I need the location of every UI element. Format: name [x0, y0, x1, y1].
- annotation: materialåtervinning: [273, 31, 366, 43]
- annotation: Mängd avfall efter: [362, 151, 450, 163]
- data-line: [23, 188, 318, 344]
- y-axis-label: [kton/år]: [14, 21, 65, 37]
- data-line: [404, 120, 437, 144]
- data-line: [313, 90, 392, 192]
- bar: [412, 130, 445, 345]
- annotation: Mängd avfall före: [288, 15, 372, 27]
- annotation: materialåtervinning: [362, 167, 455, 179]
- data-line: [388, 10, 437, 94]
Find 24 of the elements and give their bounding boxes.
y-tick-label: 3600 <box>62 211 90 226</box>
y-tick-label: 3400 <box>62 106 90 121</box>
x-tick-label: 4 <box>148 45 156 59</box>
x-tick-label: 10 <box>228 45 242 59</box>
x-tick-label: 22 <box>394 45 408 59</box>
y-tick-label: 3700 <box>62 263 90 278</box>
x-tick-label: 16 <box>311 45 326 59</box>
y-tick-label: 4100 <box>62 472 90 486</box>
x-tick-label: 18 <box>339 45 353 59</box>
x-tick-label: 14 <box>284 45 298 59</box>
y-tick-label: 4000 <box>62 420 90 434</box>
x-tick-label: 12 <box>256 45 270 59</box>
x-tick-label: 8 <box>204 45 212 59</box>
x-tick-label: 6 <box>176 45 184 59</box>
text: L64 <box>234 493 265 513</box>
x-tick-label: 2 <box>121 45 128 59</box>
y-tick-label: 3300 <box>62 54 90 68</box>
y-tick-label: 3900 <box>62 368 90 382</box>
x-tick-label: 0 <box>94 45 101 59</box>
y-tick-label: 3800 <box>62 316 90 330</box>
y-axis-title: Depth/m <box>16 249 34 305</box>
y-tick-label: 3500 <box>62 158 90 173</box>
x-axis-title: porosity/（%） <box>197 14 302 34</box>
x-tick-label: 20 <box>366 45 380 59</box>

=======

--- The problem ---
Format every line of the listing above as a numbered list, omitting any blank lines.

--- Reply ---
1. I need the location of every UI element. Format: name [x0, y0, x1, y1].
2. - annotation: materialåtervinning: [273, 31, 366, 43]
3. - annotation: Mängd avfall efter: [362, 151, 450, 163]
4. - data-line: [23, 188, 318, 344]
5. - y-axis-label: [kton/år]: [14, 21, 65, 37]
6. - data-line: [404, 120, 437, 144]
7. - data-line: [313, 90, 392, 192]
8. - bar: [412, 130, 445, 345]
9. - annotation: Mängd avfall före: [288, 15, 372, 27]
10. - annotation: materialåtervinning: [362, 167, 455, 179]
11. - data-line: [388, 10, 437, 94]
12. Find 24 of the elements and give their bounding boxes.
13. y-tick-label: 3600 <box>62 211 90 226</box>
14. y-tick-label: 3400 <box>62 106 90 121</box>
15. x-tick-label: 4 <box>148 45 156 59</box>
16. x-tick-label: 10 <box>228 45 242 59</box>
17. x-tick-label: 22 <box>394 45 408 59</box>
18. y-tick-label: 3700 <box>62 263 90 278</box>
19. x-tick-label: 16 <box>311 45 326 59</box>
20. y-tick-label: 4100 <box>62 472 90 486</box>
21. x-tick-label: 18 <box>339 45 353 59</box>
22. x-tick-label: 14 <box>284 45 298 59</box>
23. y-tick-label: 4000 <box>62 420 90 434</box>
24. x-tick-label: 12 <box>256 45 270 59</box>
25. x-tick-label: 8 <box>204 45 212 59</box>
26. x-tick-label: 6 <box>176 45 184 59</box>
27. text: L64 <box>234 493 265 513</box>
28. x-tick-label: 2 <box>121 45 128 59</box>
29. y-tick-label: 3300 <box>62 54 90 68</box>
30. y-tick-label: 3900 <box>62 368 90 382</box>
31. x-tick-label: 0 <box>94 45 101 59</box>
32. y-tick-label: 3800 <box>62 316 90 330</box>
33. y-axis-title: Depth/m <box>16 249 34 305</box>
34. y-tick-label: 3500 <box>62 158 90 173</box>
35. x-axis-title: porosity/（%） <box>197 14 302 34</box>
36. x-tick-label: 20 <box>366 45 380 59</box>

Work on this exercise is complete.